# TASK TO CARRY OUT
Count the lines in the entries below that include the word "فأذن". Give nothing but the number.

# SUPPLIED MATERIAL
---
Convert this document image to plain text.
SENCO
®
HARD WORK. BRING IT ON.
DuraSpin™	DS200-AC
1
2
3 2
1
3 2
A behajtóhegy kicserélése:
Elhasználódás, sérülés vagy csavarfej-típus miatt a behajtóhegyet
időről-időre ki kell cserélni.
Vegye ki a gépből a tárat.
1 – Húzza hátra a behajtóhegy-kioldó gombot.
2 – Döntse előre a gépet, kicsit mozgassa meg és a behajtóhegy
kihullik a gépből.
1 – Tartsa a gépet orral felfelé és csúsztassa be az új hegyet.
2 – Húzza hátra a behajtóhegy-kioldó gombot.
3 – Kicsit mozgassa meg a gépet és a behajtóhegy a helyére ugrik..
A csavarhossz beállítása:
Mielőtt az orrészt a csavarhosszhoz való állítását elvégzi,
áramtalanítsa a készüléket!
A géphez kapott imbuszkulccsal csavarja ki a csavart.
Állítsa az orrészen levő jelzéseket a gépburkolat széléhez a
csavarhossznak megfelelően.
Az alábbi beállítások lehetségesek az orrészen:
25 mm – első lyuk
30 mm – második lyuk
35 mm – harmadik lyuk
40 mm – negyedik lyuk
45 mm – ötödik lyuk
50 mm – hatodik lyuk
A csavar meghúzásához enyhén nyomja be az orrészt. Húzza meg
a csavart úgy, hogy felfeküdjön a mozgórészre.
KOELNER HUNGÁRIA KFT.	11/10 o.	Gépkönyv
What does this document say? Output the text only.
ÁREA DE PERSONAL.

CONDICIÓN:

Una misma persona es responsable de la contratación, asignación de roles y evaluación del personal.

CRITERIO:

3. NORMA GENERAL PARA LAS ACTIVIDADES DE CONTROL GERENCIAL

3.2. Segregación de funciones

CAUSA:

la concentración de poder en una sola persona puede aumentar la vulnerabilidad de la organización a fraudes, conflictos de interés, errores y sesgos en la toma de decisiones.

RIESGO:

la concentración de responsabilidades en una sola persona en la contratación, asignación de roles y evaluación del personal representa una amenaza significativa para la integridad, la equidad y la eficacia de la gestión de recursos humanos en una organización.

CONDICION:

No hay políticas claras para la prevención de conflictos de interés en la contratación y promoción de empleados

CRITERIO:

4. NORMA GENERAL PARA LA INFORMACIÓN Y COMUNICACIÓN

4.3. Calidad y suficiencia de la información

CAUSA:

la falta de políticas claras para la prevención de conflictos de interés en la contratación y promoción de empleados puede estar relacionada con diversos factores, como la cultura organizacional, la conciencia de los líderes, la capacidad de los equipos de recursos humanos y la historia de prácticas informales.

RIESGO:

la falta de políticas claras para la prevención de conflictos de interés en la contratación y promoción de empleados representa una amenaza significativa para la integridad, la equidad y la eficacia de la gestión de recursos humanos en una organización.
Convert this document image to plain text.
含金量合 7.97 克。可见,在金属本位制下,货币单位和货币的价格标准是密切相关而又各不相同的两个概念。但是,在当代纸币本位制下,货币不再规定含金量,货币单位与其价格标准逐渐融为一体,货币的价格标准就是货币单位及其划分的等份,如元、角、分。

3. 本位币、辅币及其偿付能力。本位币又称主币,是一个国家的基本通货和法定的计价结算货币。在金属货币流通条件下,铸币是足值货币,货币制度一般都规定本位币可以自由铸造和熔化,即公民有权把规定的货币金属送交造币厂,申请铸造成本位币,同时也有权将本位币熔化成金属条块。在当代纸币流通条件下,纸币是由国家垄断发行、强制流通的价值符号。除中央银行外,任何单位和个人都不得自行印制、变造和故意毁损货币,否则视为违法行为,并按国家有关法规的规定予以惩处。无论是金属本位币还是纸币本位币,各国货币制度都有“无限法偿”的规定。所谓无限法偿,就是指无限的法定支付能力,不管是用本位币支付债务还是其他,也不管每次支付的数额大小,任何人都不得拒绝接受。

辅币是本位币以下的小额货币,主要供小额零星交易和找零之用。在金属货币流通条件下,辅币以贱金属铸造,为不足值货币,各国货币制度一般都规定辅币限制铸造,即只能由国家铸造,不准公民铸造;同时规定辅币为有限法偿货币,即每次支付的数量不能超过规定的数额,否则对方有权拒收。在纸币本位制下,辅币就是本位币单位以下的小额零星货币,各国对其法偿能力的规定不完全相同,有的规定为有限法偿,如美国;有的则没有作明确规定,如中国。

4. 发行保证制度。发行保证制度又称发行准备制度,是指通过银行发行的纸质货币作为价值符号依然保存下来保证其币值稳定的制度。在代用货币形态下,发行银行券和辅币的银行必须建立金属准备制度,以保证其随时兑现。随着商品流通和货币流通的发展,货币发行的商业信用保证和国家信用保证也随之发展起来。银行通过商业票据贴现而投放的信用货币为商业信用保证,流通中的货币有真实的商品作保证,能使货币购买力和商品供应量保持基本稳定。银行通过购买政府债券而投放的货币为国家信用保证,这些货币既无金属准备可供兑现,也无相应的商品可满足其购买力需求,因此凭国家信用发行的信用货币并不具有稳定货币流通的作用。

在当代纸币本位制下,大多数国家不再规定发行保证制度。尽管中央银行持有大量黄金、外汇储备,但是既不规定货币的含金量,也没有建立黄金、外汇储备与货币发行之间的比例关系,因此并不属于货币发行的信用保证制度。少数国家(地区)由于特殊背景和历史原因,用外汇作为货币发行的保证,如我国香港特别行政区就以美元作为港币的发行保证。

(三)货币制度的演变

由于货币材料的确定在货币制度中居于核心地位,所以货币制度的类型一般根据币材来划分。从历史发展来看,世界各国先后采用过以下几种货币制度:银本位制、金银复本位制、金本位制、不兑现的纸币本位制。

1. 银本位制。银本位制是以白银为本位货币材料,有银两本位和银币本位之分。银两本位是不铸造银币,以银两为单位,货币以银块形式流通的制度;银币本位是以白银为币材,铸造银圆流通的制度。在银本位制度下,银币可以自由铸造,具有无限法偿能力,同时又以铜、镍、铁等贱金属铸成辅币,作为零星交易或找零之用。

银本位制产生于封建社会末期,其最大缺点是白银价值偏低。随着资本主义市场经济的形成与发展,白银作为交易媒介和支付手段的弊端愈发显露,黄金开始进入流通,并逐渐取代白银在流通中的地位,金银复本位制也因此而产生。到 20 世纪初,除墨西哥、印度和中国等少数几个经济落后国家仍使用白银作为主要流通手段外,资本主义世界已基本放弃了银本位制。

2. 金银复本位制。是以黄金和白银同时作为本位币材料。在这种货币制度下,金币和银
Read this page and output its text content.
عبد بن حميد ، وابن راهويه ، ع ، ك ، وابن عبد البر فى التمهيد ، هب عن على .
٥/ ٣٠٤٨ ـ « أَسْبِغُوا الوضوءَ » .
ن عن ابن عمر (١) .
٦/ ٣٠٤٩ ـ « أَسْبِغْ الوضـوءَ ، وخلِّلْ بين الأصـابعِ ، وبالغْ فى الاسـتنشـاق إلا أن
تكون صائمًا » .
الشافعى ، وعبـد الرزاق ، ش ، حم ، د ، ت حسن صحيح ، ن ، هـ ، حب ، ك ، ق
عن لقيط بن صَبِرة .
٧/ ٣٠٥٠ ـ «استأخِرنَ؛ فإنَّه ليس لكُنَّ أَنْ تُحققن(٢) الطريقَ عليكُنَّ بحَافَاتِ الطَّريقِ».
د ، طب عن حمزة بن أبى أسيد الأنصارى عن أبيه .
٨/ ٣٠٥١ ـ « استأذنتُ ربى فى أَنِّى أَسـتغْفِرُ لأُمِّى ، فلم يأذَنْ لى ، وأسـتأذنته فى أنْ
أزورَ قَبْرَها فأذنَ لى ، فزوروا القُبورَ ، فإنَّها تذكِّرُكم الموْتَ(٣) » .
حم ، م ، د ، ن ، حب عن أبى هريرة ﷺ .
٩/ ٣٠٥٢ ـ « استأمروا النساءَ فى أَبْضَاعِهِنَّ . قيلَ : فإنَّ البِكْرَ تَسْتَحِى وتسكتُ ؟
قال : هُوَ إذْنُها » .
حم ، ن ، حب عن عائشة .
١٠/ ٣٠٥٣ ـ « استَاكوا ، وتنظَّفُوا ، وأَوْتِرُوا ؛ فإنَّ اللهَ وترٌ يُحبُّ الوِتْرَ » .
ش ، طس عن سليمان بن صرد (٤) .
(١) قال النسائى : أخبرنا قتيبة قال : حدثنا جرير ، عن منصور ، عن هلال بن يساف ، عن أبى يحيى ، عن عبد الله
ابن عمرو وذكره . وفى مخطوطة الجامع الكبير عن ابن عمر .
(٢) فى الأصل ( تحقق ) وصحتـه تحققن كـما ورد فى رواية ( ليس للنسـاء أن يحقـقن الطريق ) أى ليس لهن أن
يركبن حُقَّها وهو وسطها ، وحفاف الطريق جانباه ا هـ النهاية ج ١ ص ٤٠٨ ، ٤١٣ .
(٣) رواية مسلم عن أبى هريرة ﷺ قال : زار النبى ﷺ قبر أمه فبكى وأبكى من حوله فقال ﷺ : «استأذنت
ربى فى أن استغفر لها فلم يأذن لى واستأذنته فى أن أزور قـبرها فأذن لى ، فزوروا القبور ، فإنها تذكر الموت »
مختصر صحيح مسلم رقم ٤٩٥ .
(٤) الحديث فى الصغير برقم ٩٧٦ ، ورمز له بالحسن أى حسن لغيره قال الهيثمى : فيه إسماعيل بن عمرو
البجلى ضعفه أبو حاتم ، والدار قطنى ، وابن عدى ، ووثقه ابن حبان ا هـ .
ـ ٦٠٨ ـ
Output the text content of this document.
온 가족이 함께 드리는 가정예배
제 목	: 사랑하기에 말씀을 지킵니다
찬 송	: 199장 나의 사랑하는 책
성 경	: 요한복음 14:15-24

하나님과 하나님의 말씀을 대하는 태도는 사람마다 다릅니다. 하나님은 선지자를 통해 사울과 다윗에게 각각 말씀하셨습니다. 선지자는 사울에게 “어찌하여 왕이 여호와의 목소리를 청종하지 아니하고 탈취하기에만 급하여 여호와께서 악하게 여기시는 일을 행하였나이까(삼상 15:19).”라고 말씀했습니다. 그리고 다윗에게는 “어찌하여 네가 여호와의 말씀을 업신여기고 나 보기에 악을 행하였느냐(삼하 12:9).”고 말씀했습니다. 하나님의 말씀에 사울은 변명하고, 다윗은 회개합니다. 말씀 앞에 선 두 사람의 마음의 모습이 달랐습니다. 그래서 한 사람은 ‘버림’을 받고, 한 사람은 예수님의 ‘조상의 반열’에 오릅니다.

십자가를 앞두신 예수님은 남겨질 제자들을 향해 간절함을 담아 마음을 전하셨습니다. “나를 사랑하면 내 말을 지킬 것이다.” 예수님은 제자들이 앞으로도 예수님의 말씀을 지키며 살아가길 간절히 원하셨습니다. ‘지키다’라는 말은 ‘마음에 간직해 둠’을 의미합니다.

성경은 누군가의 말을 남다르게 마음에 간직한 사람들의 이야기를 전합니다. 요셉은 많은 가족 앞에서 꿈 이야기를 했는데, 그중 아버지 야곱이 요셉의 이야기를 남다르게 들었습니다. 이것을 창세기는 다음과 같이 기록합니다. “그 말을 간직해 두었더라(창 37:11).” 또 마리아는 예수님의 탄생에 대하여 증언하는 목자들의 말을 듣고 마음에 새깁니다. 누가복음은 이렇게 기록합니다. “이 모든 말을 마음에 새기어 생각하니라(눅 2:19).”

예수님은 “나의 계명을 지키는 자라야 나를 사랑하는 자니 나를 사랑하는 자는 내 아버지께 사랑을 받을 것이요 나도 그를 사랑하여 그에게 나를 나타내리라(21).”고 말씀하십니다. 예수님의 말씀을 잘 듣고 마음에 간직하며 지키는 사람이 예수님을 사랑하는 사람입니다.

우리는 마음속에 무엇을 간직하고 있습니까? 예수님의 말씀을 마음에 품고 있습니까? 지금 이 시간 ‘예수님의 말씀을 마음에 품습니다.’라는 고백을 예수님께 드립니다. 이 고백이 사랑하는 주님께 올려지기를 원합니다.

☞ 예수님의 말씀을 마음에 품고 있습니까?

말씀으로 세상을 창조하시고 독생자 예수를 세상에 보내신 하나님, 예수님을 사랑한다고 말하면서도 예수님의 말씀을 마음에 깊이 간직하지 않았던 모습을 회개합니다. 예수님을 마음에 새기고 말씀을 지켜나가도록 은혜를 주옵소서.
---
# SOLUTION TO THE PROBLEM
2